_What is needed_:
Look through the lines below, find those with the word "name", and copy them.

[[ Data for the task, beginning ]]

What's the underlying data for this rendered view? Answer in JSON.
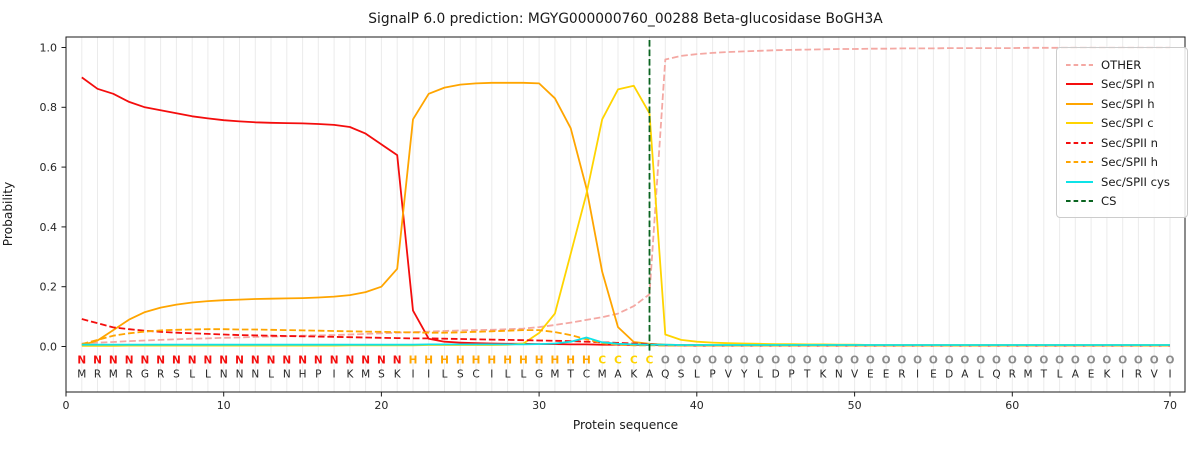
{
  "chart_data": {
    "type": "line",
    "title": "SignalP 6.0 prediction: MGYG000000760_00288 Beta-glucosidase BoGH3A",
    "xlabel": "Protein sequence",
    "ylabel": "Probability",
    "xticks": [
      0,
      10,
      20,
      30,
      40,
      50,
      60,
      70
    ],
    "ytick_labels": [
      "0.0",
      "0.2",
      "0.4",
      "0.6",
      "0.8",
      "1.0"
    ],
    "ytick_values": [
      0.0,
      0.2,
      0.4,
      0.6,
      0.8,
      1.0
    ],
    "xlim": [
      0,
      71
    ],
    "ylim": [
      -0.15,
      1.03
    ],
    "grid": "vertical-per-residue",
    "legend_position": "upper right",
    "x": "positions 1-70",
    "series": [
      {
        "name": "OTHER",
        "color": "#f4a8a3",
        "dash": "dashed",
        "values": [
          0.01,
          0.013,
          0.015,
          0.018,
          0.02,
          0.022,
          0.024,
          0.026,
          0.027,
          0.029,
          0.03,
          0.032,
          0.033,
          0.034,
          0.036,
          0.037,
          0.038,
          0.04,
          0.042,
          0.044,
          0.046,
          0.048,
          0.05,
          0.052,
          0.054,
          0.055,
          0.056,
          0.058,
          0.06,
          0.065,
          0.072,
          0.08,
          0.089,
          0.098,
          0.11,
          0.135,
          0.175,
          0.96,
          0.972,
          0.978,
          0.982,
          0.985,
          0.987,
          0.989,
          0.991,
          0.992,
          0.993,
          0.994,
          0.995,
          0.995,
          0.996,
          0.996,
          0.997,
          0.997,
          0.997,
          0.998,
          0.998,
          0.998,
          0.998,
          0.998,
          0.999,
          0.999,
          0.999,
          0.999,
          0.999,
          0.999,
          0.999,
          0.999,
          0.999,
          0.999
        ]
      },
      {
        "name": "Sec/SPI n",
        "color": "#f40d0d",
        "dash": "solid",
        "values": [
          0.9,
          0.862,
          0.845,
          0.818,
          0.8,
          0.79,
          0.78,
          0.77,
          0.763,
          0.757,
          0.753,
          0.75,
          0.748,
          0.747,
          0.746,
          0.744,
          0.741,
          0.734,
          0.712,
          0.676,
          0.64,
          0.12,
          0.026,
          0.016,
          0.013,
          0.011,
          0.01,
          0.009,
          0.009,
          0.008,
          0.008,
          0.007,
          0.007,
          0.006,
          0.006,
          0.005,
          0.005,
          0.004,
          0.004,
          0.003,
          0.003,
          0.003,
          0.003,
          0.003,
          0.003,
          0.003,
          0.003,
          0.003,
          0.003,
          0.003,
          0.003,
          0.003,
          0.003,
          0.003,
          0.003,
          0.003,
          0.003,
          0.003,
          0.003,
          0.003,
          0.003,
          0.003,
          0.003,
          0.003,
          0.003,
          0.003,
          0.003,
          0.003,
          0.003,
          0.003
        ]
      },
      {
        "name": "Sec/SPI h",
        "color": "#ffa500",
        "dash": "solid",
        "values": [
          0.004,
          0.02,
          0.055,
          0.09,
          0.115,
          0.13,
          0.14,
          0.147,
          0.152,
          0.155,
          0.157,
          0.159,
          0.16,
          0.161,
          0.162,
          0.164,
          0.167,
          0.172,
          0.182,
          0.2,
          0.26,
          0.76,
          0.845,
          0.866,
          0.876,
          0.88,
          0.882,
          0.882,
          0.882,
          0.88,
          0.83,
          0.73,
          0.53,
          0.25,
          0.065,
          0.015,
          0.009,
          0.006,
          0.005,
          0.005,
          0.004,
          0.004,
          0.004,
          0.004,
          0.004,
          0.004,
          0.004,
          0.004,
          0.004,
          0.004,
          0.004,
          0.004,
          0.004,
          0.004,
          0.004,
          0.004,
          0.004,
          0.004,
          0.004,
          0.004,
          0.004,
          0.004,
          0.004,
          0.004,
          0.004,
          0.004,
          0.004,
          0.004,
          0.004,
          0.004
        ]
      },
      {
        "name": "Sec/SPI c",
        "color": "#ffd400",
        "dash": "solid",
        "values": [
          0.002,
          0.002,
          0.002,
          0.003,
          0.003,
          0.003,
          0.003,
          0.003,
          0.003,
          0.003,
          0.003,
          0.003,
          0.003,
          0.003,
          0.003,
          0.003,
          0.003,
          0.004,
          0.004,
          0.004,
          0.004,
          0.004,
          0.005,
          0.005,
          0.005,
          0.005,
          0.005,
          0.006,
          0.01,
          0.045,
          0.11,
          0.31,
          0.51,
          0.76,
          0.86,
          0.872,
          0.78,
          0.04,
          0.022,
          0.016,
          0.013,
          0.011,
          0.01,
          0.009,
          0.008,
          0.008,
          0.007,
          0.007,
          0.006,
          0.006,
          0.005,
          0.005,
          0.005,
          0.005,
          0.005,
          0.005,
          0.005,
          0.005,
          0.005,
          0.005,
          0.005,
          0.005,
          0.005,
          0.005,
          0.005,
          0.005,
          0.005,
          0.005,
          0.005,
          0.005
        ]
      },
      {
        "name": "Sec/SPII n",
        "color": "#f40d0d",
        "dash": "dashed",
        "values": [
          0.092,
          0.078,
          0.064,
          0.058,
          0.053,
          0.049,
          0.046,
          0.044,
          0.042,
          0.04,
          0.038,
          0.037,
          0.036,
          0.035,
          0.034,
          0.033,
          0.032,
          0.031,
          0.03,
          0.029,
          0.028,
          0.027,
          0.027,
          0.026,
          0.025,
          0.024,
          0.023,
          0.022,
          0.021,
          0.02,
          0.019,
          0.018,
          0.016,
          0.014,
          0.012,
          0.01,
          0.008,
          0.005,
          0.004,
          0.004,
          0.003,
          0.003,
          0.003,
          0.003,
          0.003,
          0.003,
          0.003,
          0.003,
          0.003,
          0.003,
          0.003,
          0.003,
          0.003,
          0.003,
          0.003,
          0.003,
          0.003,
          0.003,
          0.003,
          0.003,
          0.003,
          0.003,
          0.003,
          0.003,
          0.003,
          0.003,
          0.003,
          0.003,
          0.003,
          0.003
        ]
      },
      {
        "name": "Sec/SPII h",
        "color": "#ffa500",
        "dash": "dashed",
        "values": [
          0.008,
          0.022,
          0.036,
          0.044,
          0.05,
          0.054,
          0.056,
          0.057,
          0.058,
          0.058,
          0.057,
          0.057,
          0.056,
          0.055,
          0.054,
          0.053,
          0.052,
          0.051,
          0.05,
          0.049,
          0.048,
          0.047,
          0.046,
          0.046,
          0.047,
          0.049,
          0.051,
          0.053,
          0.055,
          0.055,
          0.048,
          0.038,
          0.024,
          0.011,
          0.006,
          0.004,
          0.004,
          0.003,
          0.003,
          0.003,
          0.003,
          0.003,
          0.003,
          0.003,
          0.003,
          0.003,
          0.003,
          0.003,
          0.003,
          0.003,
          0.003,
          0.003,
          0.003,
          0.003,
          0.003,
          0.003,
          0.003,
          0.003,
          0.003,
          0.003,
          0.003,
          0.003,
          0.003,
          0.003,
          0.003,
          0.003,
          0.003,
          0.003,
          0.003,
          0.003
        ]
      },
      {
        "name": "Sec/SPII cys",
        "color": "#0de3e8",
        "dash": "solid",
        "values": [
          0.006,
          0.006,
          0.006,
          0.006,
          0.006,
          0.006,
          0.006,
          0.006,
          0.006,
          0.006,
          0.006,
          0.006,
          0.006,
          0.006,
          0.006,
          0.006,
          0.006,
          0.006,
          0.006,
          0.006,
          0.006,
          0.006,
          0.007,
          0.007,
          0.007,
          0.007,
          0.007,
          0.007,
          0.007,
          0.008,
          0.01,
          0.016,
          0.03,
          0.014,
          0.009,
          0.007,
          0.006,
          0.006,
          0.005,
          0.005,
          0.005,
          0.005,
          0.005,
          0.005,
          0.005,
          0.005,
          0.005,
          0.005,
          0.005,
          0.005,
          0.005,
          0.005,
          0.005,
          0.005,
          0.005,
          0.005,
          0.005,
          0.005,
          0.005,
          0.005,
          0.005,
          0.005,
          0.005,
          0.005,
          0.005,
          0.005,
          0.005,
          0.005,
          0.005,
          0.005
        ]
      }
    ],
    "cs_line": {
      "name": "CS",
      "x": 37,
      "color": "#0a6420",
      "dash": "dashed"
    },
    "sequence": "MRMRGRSLLNNNLNHPIKMSKIILSCILLGMTCMAKAQSLPVYLDPTKNVEERIEDALQRMTLAEKIRVI",
    "regions": "NNNNNNNNNNNNNNNNNNNNNHHHHHHHHHHHHCCCCOOOOOOOOOOOOOOOOOOOOOOOOOOOOOOOOO",
    "region_colors": {
      "N": "#f40d0d",
      "H": "#ffa500",
      "C": "#ffd400",
      "O": "#8c8c8c"
    },
    "sequence_color": "#262626",
    "colors": {
      "grid": "#ebebeb",
      "spine": "#1a1a1a",
      "tick_label": "#262626"
    }
  }
}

[[ Data for the task, end ]]

_Task answer_:
        "name": "OTHER",
        "name": "Sec/SPI n",
        "name": "Sec/SPI h",
        "name": "Sec/SPI c",
        "name": "Sec/SPII n",
        "name": "Sec/SPII h",
        "name": "Sec/SPII cys",
      "name": "CS",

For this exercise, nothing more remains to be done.